↓↓↓

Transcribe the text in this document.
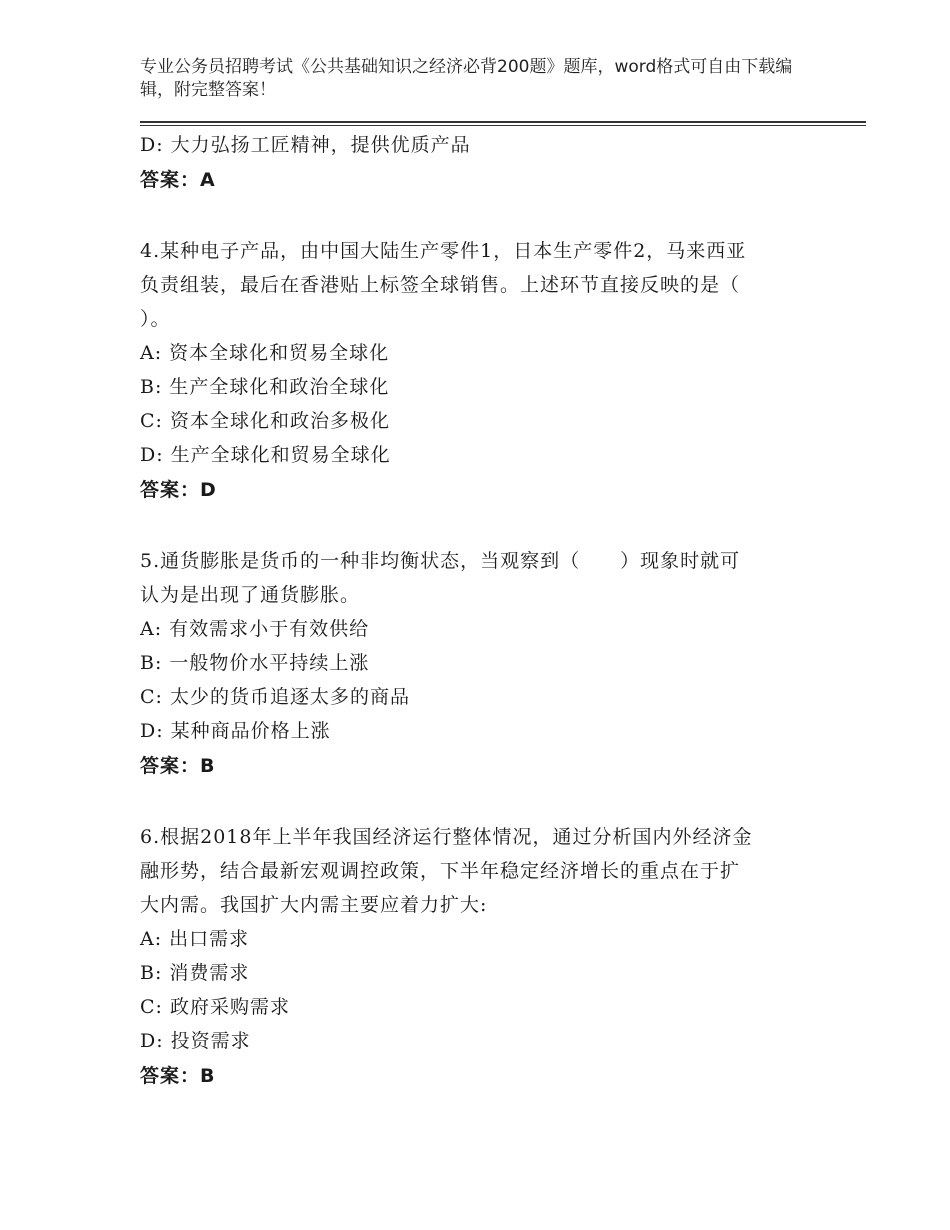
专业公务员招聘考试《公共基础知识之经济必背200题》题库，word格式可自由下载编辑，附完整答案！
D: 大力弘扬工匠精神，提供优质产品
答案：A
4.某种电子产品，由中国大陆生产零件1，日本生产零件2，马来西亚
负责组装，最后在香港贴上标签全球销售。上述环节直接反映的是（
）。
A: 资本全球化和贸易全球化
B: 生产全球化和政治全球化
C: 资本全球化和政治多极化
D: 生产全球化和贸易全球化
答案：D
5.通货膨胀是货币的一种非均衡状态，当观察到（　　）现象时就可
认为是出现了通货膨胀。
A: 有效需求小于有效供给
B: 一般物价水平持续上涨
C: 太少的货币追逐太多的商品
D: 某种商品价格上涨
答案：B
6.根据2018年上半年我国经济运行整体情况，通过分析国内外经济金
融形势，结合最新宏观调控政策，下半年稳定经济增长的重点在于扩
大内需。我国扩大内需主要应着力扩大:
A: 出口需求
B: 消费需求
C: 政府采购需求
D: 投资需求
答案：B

↑↑↑
↓↓↓

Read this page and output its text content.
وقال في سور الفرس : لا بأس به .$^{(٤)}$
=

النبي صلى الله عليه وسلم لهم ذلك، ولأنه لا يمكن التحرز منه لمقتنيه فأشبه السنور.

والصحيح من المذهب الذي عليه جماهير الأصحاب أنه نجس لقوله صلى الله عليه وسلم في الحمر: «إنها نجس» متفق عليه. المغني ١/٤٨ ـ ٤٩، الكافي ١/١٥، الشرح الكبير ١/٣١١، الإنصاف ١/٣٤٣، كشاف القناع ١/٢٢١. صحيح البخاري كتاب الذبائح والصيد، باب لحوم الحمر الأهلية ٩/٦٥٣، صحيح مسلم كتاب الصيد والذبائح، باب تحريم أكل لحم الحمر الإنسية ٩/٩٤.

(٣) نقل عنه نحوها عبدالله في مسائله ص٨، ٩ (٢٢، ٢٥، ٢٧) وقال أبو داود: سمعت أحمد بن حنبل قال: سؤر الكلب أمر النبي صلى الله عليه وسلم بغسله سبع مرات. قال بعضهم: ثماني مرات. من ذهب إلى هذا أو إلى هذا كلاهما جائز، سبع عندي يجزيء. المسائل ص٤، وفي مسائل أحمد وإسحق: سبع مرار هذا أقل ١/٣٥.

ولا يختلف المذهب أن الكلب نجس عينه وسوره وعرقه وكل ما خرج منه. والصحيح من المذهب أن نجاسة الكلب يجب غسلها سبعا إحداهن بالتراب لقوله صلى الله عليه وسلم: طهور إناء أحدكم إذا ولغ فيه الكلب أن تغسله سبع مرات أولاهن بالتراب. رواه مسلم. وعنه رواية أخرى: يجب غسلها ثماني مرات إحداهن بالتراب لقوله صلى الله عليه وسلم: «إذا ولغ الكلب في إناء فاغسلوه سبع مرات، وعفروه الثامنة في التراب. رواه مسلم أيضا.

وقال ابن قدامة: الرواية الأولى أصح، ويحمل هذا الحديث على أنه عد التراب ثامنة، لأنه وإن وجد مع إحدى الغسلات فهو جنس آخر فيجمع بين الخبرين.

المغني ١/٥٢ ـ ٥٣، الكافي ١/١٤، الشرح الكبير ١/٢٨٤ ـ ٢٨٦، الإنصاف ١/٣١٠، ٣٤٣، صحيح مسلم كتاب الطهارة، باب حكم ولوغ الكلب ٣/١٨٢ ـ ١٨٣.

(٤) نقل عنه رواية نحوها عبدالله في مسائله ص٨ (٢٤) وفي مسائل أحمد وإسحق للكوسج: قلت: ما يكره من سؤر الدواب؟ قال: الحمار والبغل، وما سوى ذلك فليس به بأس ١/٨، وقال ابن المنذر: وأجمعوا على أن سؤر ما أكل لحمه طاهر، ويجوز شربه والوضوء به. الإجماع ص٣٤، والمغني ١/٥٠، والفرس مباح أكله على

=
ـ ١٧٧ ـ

↑↑↑

Exercise brief. For each line in the data above that contains the string "وإسحق", extract the line.

Finished answer.
(٣) نقل عنه نحوها عبدالله في مسائله ص٨، ٩ (٢٢، ٢٥، ٢٧) وقال أبو داود: سمعت أحمد بن حنبل قال: سؤر الكلب أمر النبي صلى الله عليه وسلم بغسله سبع مرات. قال بعضهم: ثماني مرات. من ذهب إلى هذا أو إلى هذا كلاهما جائز، سبع عندي يجزيء. المسائل ص٤، وفي مسائل أحمد وإسحق: سبع مرار هذا أقل ١/٣٥.
(٤) نقل عنه رواية نحوها عبدالله في مسائله ص٨ (٢٤) وفي مسائل أحمد وإسحق للكوسج: قلت: ما يكره من سؤر الدواب؟ قال: الحمار والبغل، وما سوى ذلك فليس به بأس ١/٨، وقال ابن المنذر: وأجمعوا على أن سؤر ما أكل لحمه طاهر، ويجوز شربه والوضوء به. الإجماع ص٣٤، والمغني ١/٥٠، والفرس مباح أكله على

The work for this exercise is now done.